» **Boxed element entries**

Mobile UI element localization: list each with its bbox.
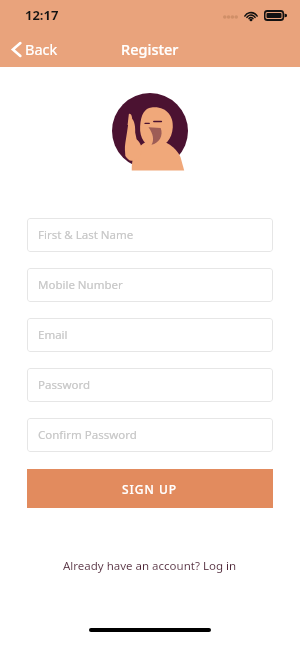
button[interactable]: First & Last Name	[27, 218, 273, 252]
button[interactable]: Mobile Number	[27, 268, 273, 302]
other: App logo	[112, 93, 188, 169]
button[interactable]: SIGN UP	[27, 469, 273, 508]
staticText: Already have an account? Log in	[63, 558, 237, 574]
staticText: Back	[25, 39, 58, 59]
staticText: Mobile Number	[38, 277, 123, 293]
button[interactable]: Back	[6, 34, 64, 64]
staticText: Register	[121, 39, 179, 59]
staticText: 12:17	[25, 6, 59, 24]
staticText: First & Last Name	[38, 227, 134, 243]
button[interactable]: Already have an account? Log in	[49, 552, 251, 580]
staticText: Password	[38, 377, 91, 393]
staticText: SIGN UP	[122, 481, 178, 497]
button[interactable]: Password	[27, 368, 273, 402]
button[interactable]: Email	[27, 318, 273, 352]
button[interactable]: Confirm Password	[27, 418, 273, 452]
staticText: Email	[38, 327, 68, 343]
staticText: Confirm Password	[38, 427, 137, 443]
...
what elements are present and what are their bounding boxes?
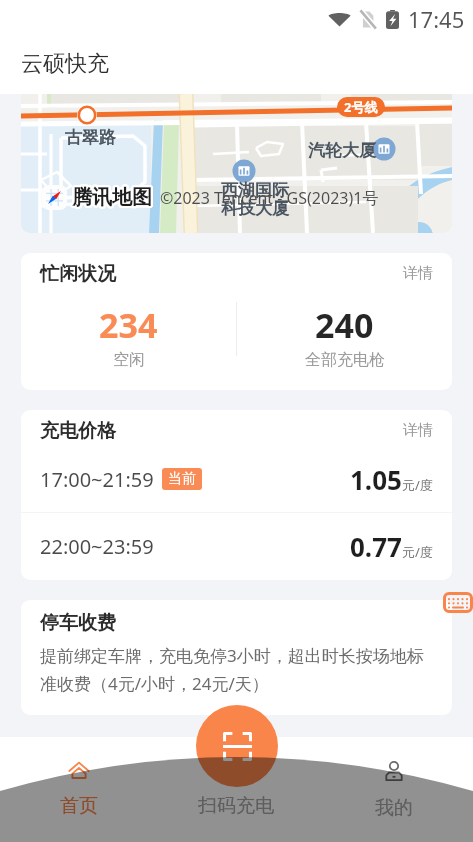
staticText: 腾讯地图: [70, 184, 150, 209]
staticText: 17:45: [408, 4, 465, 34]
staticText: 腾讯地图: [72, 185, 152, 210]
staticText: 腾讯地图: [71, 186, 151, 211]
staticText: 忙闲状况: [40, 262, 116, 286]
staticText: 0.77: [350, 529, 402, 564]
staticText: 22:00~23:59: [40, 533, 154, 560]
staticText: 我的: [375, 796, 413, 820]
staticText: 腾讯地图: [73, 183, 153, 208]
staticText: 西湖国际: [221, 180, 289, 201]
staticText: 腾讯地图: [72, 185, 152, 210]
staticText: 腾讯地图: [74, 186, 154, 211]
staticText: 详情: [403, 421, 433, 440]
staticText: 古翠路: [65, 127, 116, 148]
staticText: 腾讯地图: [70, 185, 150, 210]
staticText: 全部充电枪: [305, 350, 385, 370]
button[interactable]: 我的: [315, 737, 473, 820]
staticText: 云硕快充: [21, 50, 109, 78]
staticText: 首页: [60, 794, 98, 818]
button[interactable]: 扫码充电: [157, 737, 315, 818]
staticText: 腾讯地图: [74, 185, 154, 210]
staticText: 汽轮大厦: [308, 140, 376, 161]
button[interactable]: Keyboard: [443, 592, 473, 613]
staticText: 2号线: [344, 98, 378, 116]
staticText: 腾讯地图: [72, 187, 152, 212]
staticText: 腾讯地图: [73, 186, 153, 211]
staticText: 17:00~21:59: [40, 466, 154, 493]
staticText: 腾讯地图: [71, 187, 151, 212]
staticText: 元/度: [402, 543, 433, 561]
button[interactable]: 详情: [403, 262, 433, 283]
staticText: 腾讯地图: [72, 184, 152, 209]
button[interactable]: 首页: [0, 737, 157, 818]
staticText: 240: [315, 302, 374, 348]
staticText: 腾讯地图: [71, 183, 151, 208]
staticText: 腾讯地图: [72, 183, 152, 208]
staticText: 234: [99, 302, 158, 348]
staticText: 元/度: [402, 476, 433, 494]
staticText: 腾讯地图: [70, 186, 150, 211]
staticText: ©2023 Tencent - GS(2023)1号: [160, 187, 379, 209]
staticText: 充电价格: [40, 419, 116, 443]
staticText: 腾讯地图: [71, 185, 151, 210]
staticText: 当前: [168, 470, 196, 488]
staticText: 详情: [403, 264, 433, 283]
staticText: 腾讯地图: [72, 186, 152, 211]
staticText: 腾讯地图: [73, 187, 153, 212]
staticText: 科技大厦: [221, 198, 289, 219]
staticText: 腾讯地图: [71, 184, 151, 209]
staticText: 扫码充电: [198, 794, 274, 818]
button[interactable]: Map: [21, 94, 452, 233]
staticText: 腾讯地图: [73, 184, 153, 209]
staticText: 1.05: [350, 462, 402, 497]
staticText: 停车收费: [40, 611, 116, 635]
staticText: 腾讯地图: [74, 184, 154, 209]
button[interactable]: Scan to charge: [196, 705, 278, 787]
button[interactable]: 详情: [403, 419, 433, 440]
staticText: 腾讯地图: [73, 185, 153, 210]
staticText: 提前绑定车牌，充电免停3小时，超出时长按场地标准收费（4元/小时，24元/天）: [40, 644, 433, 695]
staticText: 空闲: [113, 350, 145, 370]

» **Problem to work on**
Change "Mobile Number" to "Phone Number" in everything from the line containing "Mobile UI element" down to the line containing "427, 137, 443]", and write those lines out with nothing else altered. Leave the pictures out.

» **Task result**
Mobile UI element localization: list each with its bbox.
button[interactable]: First & Last Name	[27, 218, 273, 252]
button[interactable]: Phone Number	[27, 268, 273, 302]
other: App logo	[112, 93, 188, 169]
button[interactable]: SIGN UP	[27, 469, 273, 508]
staticText: Already have an account? Log in	[63, 558, 237, 574]
staticText: Back	[25, 39, 58, 59]
staticText: Phone Number	[38, 277, 123, 293]
button[interactable]: Back	[6, 34, 64, 64]
staticText: Register	[121, 39, 179, 59]
staticText: 12:17	[25, 6, 59, 24]
staticText: First & Last Name	[38, 227, 134, 243]
button[interactable]: Already have an account? Log in	[49, 552, 251, 580]
staticText: Password	[38, 377, 91, 393]
staticText: SIGN UP	[122, 481, 178, 497]
button[interactable]: Password	[27, 368, 273, 402]
button[interactable]: Email	[27, 318, 273, 352]
button[interactable]: Confirm Password	[27, 418, 273, 452]
staticText: Email	[38, 327, 68, 343]
staticText: Confirm Password	[38, 427, 137, 443]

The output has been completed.